**WHAT YOU SHOULD DO:** Exact repetition of every entry is required.

· · ·

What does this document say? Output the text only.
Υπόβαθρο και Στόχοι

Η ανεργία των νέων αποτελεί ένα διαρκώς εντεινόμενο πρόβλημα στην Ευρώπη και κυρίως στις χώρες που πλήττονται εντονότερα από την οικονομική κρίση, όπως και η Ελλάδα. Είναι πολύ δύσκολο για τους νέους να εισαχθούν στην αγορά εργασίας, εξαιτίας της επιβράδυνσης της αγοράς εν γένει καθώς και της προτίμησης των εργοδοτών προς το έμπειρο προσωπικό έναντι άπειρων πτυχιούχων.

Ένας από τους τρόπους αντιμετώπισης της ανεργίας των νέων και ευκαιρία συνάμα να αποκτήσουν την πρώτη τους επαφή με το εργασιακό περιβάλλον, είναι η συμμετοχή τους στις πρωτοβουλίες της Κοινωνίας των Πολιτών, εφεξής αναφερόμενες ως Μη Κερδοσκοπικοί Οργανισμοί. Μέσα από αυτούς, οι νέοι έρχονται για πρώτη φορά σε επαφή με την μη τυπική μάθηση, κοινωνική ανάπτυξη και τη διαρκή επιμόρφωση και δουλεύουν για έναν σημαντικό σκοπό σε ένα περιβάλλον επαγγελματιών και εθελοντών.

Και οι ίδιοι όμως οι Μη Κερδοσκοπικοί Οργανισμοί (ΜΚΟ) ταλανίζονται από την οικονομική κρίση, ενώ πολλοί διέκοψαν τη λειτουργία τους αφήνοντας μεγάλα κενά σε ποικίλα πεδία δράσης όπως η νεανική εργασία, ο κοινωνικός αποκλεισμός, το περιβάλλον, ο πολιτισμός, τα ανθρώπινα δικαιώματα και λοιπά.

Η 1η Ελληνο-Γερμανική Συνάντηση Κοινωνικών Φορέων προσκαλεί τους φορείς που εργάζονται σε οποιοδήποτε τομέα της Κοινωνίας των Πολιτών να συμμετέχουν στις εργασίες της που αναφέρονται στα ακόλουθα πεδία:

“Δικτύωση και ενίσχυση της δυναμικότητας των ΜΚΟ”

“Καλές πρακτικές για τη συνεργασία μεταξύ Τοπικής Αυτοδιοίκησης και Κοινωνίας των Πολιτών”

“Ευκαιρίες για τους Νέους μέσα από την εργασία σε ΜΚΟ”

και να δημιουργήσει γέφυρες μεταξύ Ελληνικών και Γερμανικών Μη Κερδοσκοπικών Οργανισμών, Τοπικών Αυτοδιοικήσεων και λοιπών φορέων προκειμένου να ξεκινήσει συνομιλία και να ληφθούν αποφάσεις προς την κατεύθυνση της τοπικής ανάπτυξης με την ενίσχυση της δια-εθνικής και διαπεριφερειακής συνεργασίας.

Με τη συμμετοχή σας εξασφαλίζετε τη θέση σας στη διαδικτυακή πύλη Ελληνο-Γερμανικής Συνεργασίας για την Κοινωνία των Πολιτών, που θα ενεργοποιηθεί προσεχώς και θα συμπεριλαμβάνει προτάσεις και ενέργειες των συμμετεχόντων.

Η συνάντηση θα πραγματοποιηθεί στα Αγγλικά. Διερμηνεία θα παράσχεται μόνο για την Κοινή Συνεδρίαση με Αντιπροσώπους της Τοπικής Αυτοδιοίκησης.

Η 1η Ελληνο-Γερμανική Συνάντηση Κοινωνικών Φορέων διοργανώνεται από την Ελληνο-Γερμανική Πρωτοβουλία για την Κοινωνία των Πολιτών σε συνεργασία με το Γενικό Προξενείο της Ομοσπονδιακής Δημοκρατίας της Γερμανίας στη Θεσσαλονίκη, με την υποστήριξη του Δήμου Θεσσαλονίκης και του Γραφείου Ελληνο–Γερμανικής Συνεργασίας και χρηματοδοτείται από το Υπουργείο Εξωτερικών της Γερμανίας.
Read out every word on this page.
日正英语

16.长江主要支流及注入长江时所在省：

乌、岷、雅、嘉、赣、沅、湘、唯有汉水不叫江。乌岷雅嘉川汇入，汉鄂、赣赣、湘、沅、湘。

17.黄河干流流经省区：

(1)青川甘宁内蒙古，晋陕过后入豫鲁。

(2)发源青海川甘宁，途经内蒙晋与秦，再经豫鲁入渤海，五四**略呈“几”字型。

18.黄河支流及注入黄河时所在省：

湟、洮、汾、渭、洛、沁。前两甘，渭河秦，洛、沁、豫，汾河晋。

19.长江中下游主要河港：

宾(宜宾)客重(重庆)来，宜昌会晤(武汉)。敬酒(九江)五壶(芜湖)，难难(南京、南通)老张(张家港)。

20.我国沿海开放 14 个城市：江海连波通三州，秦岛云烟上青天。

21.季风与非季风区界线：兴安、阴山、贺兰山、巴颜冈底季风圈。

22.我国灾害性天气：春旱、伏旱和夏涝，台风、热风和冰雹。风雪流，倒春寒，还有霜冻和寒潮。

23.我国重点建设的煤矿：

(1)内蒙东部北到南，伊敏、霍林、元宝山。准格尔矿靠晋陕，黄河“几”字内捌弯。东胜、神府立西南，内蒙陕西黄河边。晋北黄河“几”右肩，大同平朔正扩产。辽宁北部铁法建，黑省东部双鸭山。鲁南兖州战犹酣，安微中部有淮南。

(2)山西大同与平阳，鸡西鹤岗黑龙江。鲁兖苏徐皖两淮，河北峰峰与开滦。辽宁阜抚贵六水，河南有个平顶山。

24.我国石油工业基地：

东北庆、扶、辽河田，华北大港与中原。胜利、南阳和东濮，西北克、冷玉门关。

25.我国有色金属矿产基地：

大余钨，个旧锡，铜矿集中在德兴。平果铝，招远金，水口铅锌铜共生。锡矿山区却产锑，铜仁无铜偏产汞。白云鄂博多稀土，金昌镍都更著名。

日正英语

· · ·

**CORRECT RESULT:**
What does this document say? Output the text only.
Υπόβαθρο και Στόχοι

Η ανεργία των νέων αποτελεί ένα διαρκώς εντεινόμενο πρόβλημα στην Ευρώπη και κυρίως στις χώρες που πλήττονται εντονότερα από την οικονομική κρίση, όπως και η Ελλάδα. Είναι πολύ δύσκολο για τους νέους να εισαχθούν στην αγορά εργασίας, εξαιτίας της επιβράδυνσης της αγοράς εν γένει καθώς και της προτίμησης των εργοδοτών προς το έμπειρο προσωπικό έναντι άπειρων πτυχιούχων.

Ένας από τους τρόπους αντιμετώπισης της ανεργίας των νέων και ευκαιρία συνάμα να αποκτήσουν την πρώτη τους επαφή με το εργασιακό περιβάλλον, είναι η συμμετοχή τους στις πρωτοβουλίες της Κοινωνίας των Πολιτών, εφεξής αναφερόμενες ως Μη Κερδοσκοπικοί Οργανισμοί. Μέσα από αυτούς, οι νέοι έρχονται για πρώτη φορά σε επαφή με την μη τυπική μάθηση, κοινωνική ανάπτυξη και τη διαρκή επιμόρφωση και δουλεύουν για έναν σημαντικό σκοπό σε ένα περιβάλλον επαγγελματιών και εθελοντών.

Και οι ίδιοι όμως οι Μη Κερδοσκοπικοί Οργανισμοί (ΜΚΟ) ταλανίζονται από την οικονομική κρίση, ενώ πολλοί διέκοψαν τη λειτουργία τους αφήνοντας μεγάλα κενά σε ποικίλα πεδία δράσης όπως η νεανική εργασία, ο κοινωνικός αποκλεισμός, το περιβάλλον, ο πολιτισμός, τα ανθρώπινα δικαιώματα και λοιπά.

Η 1η Ελληνο-Γερμανική Συνάντηση Κοινωνικών Φορέων προσκαλεί τους φορείς που εργάζονται σε οποιοδήποτε τομέα της Κοινωνίας των Πολιτών να συμμετέχουν στις εργασίες της που αναφέρονται στα ακόλουθα πεδία:

“Δικτύωση και ενίσχυση της δυναμικότητας των ΜΚΟ”

“Καλές πρακτικές για τη συνεργασία μεταξύ Τοπικής Αυτοδιοίκησης και Κοινωνίας των Πολιτών”

“Ευκαιρίες για τους Νέους μέσα από την εργασία σε ΜΚΟ”

και να δημιουργήσει γέφυρες μεταξύ Ελληνικών και Γερμανικών Μη Κερδοσκοπικών Οργανισμών, Τοπικών Αυτοδιοικήσεων και λοιπών φορέων προκειμένου να ξεκινήσει συνομιλία και να ληφθούν αποφάσεις προς την κατεύθυνση της τοπικής ανάπτυξης με την ενίσχυση της δια-εθνικής και διαπεριφερειακής συνεργασίας.

Με τη συμμετοχή σας εξασφαλίζετε τη θέση σας στη διαδικτυακή πύλη Ελληνο-Γερμανικής Συνεργασίας για την Κοινωνία των Πολιτών, που θα ενεργοποιηθεί προσεχώς και θα συμπεριλαμβάνει προτάσεις και ενέργειες των συμμετεχόντων.

Η συνάντηση θα πραγματοποιηθεί στα Αγγλικά. Διερμηνεία θα παράσχεται μόνο για την Κοινή Συνεδρίαση με Αντιπροσώπους της Τοπικής Αυτοδιοίκησης.

Η 1η Ελληνο-Γερμανική Συνάντηση Κοινωνικών Φορέων διοργανώνεται από την Ελληνο-Γερμανική Πρωτοβουλία για την Κοινωνία των Πολιτών σε συνεργασία με το Γενικό Προξενείο της Ομοσπονδιακής Δημοκρατίας της Γερμανίας στη Θεσσαλονίκη, με την υποστήριξη του Δήμου Θεσσαλονίκης και του Γραφείου Ελληνο–Γερμανικής Συνεργασίας και χρηματοδοτείται από το Υπουργείο Εξωτερικών της Γερμανίας.
Read out every word on this page.
日正英语

16.长江主要支流及注入长江时所在省：

乌、岷、雅、嘉、赣、沅、湘、唯有汉水不叫江。乌岷雅嘉川汇入，汉鄂、赣赣、湘、沅、湘。

17.黄河干流流经省区：

(1)青川甘宁内蒙古，晋陕过后入豫鲁。

(2)发源青海川甘宁，途经内蒙晋与秦，再经豫鲁入渤海，五四**略呈“几”字型。

18.黄河支流及注入黄河时所在省：

湟、洮、汾、渭、洛、沁。前两甘，渭河秦，洛、沁、豫，汾河晋。

19.长江中下游主要河港：

宾(宜宾)客重(重庆)来，宜昌会晤(武汉)。敬酒(九江)五壶(芜湖)，难难(南京、南通)老张(张家港)。

20.我国沿海开放 14 个城市：江海连波通三州，秦岛云烟上青天。

21.季风与非季风区界线：兴安、阴山、贺兰山、巴颜冈底季风圈。

22.我国灾害性天气：春旱、伏旱和夏涝，台风、热风和冰雹。风雪流，倒春寒，还有霜冻和寒潮。

23.我国重点建设的煤矿：

(1)内蒙东部北到南，伊敏、霍林、元宝山。准格尔矿靠晋陕，黄河“几”字内捌弯。东胜、神府立西南，内蒙陕西黄河边。晋北黄河“几”右肩，大同平朔正扩产。辽宁北部铁法建，黑省东部双鸭山。鲁南兖州战犹酣，安微中部有淮南。

(2)山西大同与平阳，鸡西鹤岗黑龙江。鲁兖苏徐皖两淮，河北峰峰与开滦。辽宁阜抚贵六水，河南有个平顶山。

24.我国石油工业基地：

东北庆、扶、辽河田，华北大港与中原。胜利、南阳和东濮，西北克、冷玉门关。

25.我国有色金属矿产基地：

大余钨，个旧锡，铜矿集中在德兴。平果铝，招远金，水口铅锌铜共生。锡矿山区却产锑，铜仁无铜偏产汞。白云鄂博多稀土，金昌镍都更著名。

日正英语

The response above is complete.